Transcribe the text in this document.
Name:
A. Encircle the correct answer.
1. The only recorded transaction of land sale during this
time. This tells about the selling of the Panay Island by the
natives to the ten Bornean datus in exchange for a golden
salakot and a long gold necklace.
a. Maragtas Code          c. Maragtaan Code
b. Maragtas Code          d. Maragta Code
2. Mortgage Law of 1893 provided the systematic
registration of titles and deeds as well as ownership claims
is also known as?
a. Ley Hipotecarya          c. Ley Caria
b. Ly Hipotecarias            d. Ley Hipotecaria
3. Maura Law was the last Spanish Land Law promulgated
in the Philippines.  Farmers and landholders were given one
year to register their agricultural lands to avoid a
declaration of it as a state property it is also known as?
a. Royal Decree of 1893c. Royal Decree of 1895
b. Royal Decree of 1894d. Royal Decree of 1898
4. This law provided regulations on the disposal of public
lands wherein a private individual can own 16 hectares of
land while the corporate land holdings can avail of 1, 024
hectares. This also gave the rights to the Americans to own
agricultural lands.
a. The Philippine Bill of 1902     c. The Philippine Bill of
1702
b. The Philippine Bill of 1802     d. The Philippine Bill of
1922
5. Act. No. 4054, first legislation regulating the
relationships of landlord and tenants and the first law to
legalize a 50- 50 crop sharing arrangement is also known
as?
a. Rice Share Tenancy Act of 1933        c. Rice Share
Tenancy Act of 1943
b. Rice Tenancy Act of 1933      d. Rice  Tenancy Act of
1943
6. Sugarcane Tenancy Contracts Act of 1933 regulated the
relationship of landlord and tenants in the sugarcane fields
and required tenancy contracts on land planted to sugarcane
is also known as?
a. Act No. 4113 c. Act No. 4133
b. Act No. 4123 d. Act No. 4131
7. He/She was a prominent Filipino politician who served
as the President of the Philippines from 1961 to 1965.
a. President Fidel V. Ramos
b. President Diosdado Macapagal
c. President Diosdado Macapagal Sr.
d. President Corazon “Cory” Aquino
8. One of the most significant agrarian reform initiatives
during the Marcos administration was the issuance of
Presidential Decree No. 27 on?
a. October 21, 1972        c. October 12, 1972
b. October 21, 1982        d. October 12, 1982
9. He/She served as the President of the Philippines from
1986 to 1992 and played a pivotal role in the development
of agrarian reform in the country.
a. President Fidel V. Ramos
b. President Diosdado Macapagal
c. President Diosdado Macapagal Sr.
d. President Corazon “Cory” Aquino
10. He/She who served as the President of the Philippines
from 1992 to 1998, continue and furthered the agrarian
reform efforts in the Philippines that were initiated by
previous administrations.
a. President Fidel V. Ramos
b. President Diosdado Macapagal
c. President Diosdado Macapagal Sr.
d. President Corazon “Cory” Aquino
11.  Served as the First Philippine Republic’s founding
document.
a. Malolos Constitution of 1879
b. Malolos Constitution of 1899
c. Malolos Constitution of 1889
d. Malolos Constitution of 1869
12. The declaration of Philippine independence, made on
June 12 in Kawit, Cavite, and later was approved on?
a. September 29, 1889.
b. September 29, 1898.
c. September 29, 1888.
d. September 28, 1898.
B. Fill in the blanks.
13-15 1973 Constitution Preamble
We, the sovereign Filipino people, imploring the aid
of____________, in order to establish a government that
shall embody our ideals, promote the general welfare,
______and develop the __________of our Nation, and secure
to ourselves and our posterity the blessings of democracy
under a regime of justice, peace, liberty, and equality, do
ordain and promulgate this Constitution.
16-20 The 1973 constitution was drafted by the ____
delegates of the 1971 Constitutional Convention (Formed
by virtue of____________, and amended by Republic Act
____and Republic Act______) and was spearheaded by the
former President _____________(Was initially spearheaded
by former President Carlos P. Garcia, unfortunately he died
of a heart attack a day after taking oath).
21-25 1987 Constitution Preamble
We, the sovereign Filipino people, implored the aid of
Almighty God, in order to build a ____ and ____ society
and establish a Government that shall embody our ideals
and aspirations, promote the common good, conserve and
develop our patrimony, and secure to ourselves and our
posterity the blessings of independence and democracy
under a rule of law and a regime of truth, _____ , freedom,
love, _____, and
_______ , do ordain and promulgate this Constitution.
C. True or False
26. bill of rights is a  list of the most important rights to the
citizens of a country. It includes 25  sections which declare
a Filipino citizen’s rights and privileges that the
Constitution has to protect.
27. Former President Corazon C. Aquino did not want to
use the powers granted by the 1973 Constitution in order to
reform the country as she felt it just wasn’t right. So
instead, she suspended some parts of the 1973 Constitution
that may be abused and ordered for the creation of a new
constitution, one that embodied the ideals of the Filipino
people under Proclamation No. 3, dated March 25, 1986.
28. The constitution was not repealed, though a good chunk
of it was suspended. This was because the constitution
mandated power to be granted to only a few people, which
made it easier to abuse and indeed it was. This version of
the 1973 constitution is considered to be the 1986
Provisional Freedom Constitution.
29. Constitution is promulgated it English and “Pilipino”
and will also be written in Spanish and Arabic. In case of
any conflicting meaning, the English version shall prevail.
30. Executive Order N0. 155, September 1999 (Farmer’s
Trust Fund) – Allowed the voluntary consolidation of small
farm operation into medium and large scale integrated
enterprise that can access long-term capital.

########

> _GIVEN TASK_
Type out all of the material again, word for word.

> _EXPECTED OUTPUT_
Transcribe the text in this document.
Name:
A. Encircle the correct answer.
1. The only recorded transaction of land sale during this
time. This tells about the selling of the Panay Island by the
natives to the ten Bornean datus in exchange for a golden
salakot and a long gold necklace.
a. Maragtas Code          c. Maragtaan Code
b. Maragtas Code          d. Maragta Code
2. Mortgage Law of 1893 provided the systematic
registration of titles and deeds as well as ownership claims
is also known as?
a. Ley Hipotecarya          c. Ley Caria
b. Ly Hipotecarias            d. Ley Hipotecaria
3. Maura Law was the last Spanish Land Law promulgated
in the Philippines.  Farmers and landholders were given one
year to register their agricultural lands to avoid a
declaration of it as a state property it is also known as?
a. Royal Decree of 1893c. Royal Decree of 1895
b. Royal Decree of 1894d. Royal Decree of 1898
4. This law provided regulations on the disposal of public
lands wherein a private individual can own 16 hectares of
land while the corporate land holdings can avail of 1, 024
hectares. This also gave the rights to the Americans to own
agricultural lands.
a. The Philippine Bill of 1902     c. The Philippine Bill of
1702
b. The Philippine Bill of 1802     d. The Philippine Bill of
1922
5. Act. No. 4054, first legislation regulating the
relationships of landlord and tenants and the first law to
legalize a 50- 50 crop sharing arrangement is also known
as?
a. Rice Share Tenancy Act of 1933        c. Rice Share
Tenancy Act of 1943
b. Rice Tenancy Act of 1933      d. Rice  Tenancy Act of
1943
6. Sugarcane Tenancy Contracts Act of 1933 regulated the
relationship of landlord and tenants in the sugarcane fields
and required tenancy contracts on land planted to sugarcane
is also known as?
a. Act No. 4113 c. Act No. 4133
b. Act No. 4123 d. Act No. 4131
7. He/She was a prominent Filipino politician who served
as the President of the Philippines from 1961 to 1965.
a. President Fidel V. Ramos
b. President Diosdado Macapagal
c. President Diosdado Macapagal Sr.
d. President Corazon “Cory” Aquino
8. One of the most significant agrarian reform initiatives
during the Marcos administration was the issuance of
Presidential Decree No. 27 on?
a. October 21, 1972        c. October 12, 1972
b. October 21, 1982        d. October 12, 1982
9. He/She served as the President of the Philippines from
1986 to 1992 and played a pivotal role in the development
of agrarian reform in the country.
a. President Fidel V. Ramos
b. President Diosdado Macapagal
c. President Diosdado Macapagal Sr.
d. President Corazon “Cory” Aquino
10. He/She who served as the President of the Philippines
from 1992 to 1998, continue and furthered the agrarian
reform efforts in the Philippines that were initiated by
previous administrations.
a. President Fidel V. Ramos
b. President Diosdado Macapagal
c. President Diosdado Macapagal Sr.
d. President Corazon “Cory” Aquino
11.  Served as the First Philippine Republic’s founding
document.
a. Malolos Constitution of 1879
b. Malolos Constitution of 1899
c. Malolos Constitution of 1889
d. Malolos Constitution of 1869
12. The declaration of Philippine independence, made on
June 12 in Kawit, Cavite, and later was approved on?
a. September 29, 1889.
b. September 29, 1898.
c. September 29, 1888.
d. September 28, 1898.
B. Fill in the blanks.
13-15 1973 Constitution Preamble
We, the sovereign Filipino people, imploring the aid
of____________, in order to establish a government that
shall embody our ideals, promote the general welfare,
______and develop the __________of our Nation, and secure
to ourselves and our posterity the blessings of democracy
under a regime of justice, peace, liberty, and equality, do
ordain and promulgate this Constitution.
16-20 The 1973 constitution was drafted by the ____
delegates of the 1971 Constitutional Convention (Formed
by virtue of____________, and amended by Republic Act
____and Republic Act______) and was spearheaded by the
former President _____________(Was initially spearheaded
by former President Carlos P. Garcia, unfortunately he died
of a heart attack a day after taking oath).
21-25 1987 Constitution Preamble
We, the sovereign Filipino people, implored the aid of
Almighty God, in order to build a ____ and ____ society
and establish a Government that shall embody our ideals
and aspirations, promote the common good, conserve and
develop our patrimony, and secure to ourselves and our
posterity the blessings of independence and democracy
under a rule of law and a regime of truth, _____ , freedom,
love, _____, and
_______ , do ordain and promulgate this Constitution.
C. True or False
26. bill of rights is a  list of the most important rights to the
citizens of a country. It includes 25  sections which declare
a Filipino citizen’s rights and privileges that the
Constitution has to protect.
27. Former President Corazon C. Aquino did not want to
use the powers granted by the 1973 Constitution in order to
reform the country as she felt it just wasn’t right. So
instead, she suspended some parts of the 1973 Constitution
that may be abused and ordered for the creation of a new
constitution, one that embodied the ideals of the Filipino
people under Proclamation No. 3, dated March 25, 1986.
28. The constitution was not repealed, though a good chunk
of it was suspended. This was because the constitution
mandated power to be granted to only a few people, which
made it easier to abuse and indeed it was. This version of
the 1973 constitution is considered to be the 1986
Provisional Freedom Constitution.
29. Constitution is promulgated it English and “Pilipino”
and will also be written in Spanish and Arabic. In case of
any conflicting meaning, the English version shall prevail.
30. Executive Order N0. 155, September 1999 (Farmer’s
Trust Fund) – Allowed the voluntary consolidation of small
farm operation into medium and large scale integrated
enterprise that can access long-term capital.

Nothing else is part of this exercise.